→ **PAGE TEXT**

“We are proud to partner with ITV on such an important campaign. Unfortunately too many people are unaware of the potential impact that our words can have on those that we interact with online. We want this campaign to remind people that comments and words shared online carry great power and that we need to consider our use of them in the same way that we are mindful of what we say offline.”Scott Freeman, CEO of The Cybersmile Foundation
ITV launches a new behaviour change campaign “Would you say it?” to tackle online trolling.
The campaign, which launches during an advert break in the England vs Brazil Women’s Football match on ITV1, will be broadcast across ITV’s channels. It has been developed in partnership with The Cybersmile Foundation, the nonprofit specialising in tackling all forms of bullying and abuse online, and aims to target people who make hurtful comments online but pass it off as ‘banter’. This group, called ‘casual critics’, are responsible for the majority of trolling-type behaviour and don’t see what they do as wrong because they don’t see the real world impact their comments cause.
Through three creative executions developed by ITV Creative, unsuspecting social media users come face-to-face with the people at the receiving end of their hurtful comments. No longer able to hide behind the screen, the adverts show the impact of their comment and invite the viewer to think twice about what they post through the end line: “If you wouldn’t say it, don’t send it”
The campaign signposts audiences to WouldYouSayIt.itv, which includes guidance about online commenting and points to the Cybersmile Foundation’s website - www.cybersmile.org - for specialist advice and support for those experiencing more serious types of harassment online.

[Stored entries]
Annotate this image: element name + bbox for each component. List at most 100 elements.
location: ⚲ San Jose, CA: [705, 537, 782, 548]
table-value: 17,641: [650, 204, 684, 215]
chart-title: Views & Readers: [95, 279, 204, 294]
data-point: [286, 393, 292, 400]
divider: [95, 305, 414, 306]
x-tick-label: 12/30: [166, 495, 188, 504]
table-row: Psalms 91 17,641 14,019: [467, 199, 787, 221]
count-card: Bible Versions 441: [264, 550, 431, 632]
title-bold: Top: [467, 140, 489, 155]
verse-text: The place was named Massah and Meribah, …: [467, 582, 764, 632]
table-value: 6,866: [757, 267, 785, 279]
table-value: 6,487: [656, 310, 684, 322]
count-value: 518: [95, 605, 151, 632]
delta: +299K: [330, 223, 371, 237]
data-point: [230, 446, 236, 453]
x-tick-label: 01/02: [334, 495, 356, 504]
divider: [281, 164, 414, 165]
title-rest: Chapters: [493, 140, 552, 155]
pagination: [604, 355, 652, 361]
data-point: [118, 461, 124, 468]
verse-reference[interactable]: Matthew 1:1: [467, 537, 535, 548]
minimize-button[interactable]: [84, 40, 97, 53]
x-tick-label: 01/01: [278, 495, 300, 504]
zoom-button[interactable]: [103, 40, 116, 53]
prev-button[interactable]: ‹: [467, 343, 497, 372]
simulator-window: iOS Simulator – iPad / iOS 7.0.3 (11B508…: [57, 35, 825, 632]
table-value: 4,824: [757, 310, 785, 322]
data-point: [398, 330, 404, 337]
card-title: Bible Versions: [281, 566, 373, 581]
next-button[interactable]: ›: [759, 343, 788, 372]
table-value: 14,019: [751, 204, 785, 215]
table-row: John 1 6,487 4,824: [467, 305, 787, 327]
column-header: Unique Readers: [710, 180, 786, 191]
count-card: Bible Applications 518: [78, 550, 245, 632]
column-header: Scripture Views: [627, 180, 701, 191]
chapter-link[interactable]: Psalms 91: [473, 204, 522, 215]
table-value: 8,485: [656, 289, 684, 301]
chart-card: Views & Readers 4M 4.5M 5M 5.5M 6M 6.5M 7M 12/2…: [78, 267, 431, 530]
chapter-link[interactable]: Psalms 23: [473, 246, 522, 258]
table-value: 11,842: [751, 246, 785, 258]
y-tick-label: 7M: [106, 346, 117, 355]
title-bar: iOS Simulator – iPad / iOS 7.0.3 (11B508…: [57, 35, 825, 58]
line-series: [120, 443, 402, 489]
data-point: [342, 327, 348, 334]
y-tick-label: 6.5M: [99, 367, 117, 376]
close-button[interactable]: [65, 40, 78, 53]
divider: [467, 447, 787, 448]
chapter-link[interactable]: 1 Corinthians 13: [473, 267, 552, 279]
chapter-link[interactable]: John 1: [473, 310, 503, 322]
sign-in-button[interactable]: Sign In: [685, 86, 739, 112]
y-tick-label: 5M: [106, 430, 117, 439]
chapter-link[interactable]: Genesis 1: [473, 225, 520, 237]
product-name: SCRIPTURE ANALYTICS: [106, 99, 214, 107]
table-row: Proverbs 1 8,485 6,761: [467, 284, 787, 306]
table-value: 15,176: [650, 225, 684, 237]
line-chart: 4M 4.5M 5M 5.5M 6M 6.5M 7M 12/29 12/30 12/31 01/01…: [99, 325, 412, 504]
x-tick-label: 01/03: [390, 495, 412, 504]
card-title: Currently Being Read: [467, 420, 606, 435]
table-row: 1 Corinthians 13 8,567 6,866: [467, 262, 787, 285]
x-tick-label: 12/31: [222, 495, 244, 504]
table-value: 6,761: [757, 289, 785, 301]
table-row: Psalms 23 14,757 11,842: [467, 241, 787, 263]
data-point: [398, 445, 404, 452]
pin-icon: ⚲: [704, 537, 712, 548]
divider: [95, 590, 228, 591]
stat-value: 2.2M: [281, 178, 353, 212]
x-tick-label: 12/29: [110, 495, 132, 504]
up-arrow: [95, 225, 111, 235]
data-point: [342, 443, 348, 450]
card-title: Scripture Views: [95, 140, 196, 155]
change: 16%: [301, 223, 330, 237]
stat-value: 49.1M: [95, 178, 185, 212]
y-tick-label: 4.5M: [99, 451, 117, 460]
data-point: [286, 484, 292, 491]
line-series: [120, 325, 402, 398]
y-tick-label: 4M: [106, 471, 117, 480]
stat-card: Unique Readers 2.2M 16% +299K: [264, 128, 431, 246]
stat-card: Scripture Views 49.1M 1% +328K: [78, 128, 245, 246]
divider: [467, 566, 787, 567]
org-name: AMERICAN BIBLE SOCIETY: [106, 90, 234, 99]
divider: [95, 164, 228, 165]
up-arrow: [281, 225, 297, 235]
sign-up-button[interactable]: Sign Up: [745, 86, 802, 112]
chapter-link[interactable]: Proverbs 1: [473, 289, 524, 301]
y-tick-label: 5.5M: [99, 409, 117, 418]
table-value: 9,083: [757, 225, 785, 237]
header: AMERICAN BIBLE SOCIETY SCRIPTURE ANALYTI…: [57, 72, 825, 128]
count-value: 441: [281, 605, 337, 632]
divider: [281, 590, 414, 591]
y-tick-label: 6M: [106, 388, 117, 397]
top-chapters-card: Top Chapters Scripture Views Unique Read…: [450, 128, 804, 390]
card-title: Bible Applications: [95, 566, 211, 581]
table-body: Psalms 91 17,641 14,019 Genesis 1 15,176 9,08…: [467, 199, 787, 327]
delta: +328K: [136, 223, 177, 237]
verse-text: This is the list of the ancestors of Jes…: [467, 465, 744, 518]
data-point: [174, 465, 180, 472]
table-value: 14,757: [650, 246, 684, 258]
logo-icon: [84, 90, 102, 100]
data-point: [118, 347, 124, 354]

→ **EXERCISE**
Copy the text about ITV's "Would you say it?" campaign word for word, starting with "The campaign, which" and going on through "their comments cause.".

→ **SOLUTION FOR THIS PROBLEM**
The campaign, which launches during an advert break in the England vs Brazil Women’s Football match on ITV1, will be broadcast across ITV’s channels. It has been developed in partnership with The Cybersmile Foundation, the nonprofit specialising in tackling all forms of bullying and abuse online, and aims to target people who make hurtful comments online but pass it off as ‘banter’. This group, called ‘casual critics’, are responsible for the majority of trolling-type behaviour and don’t see what they do as wrong because they don’t see the real world impact their comments cause.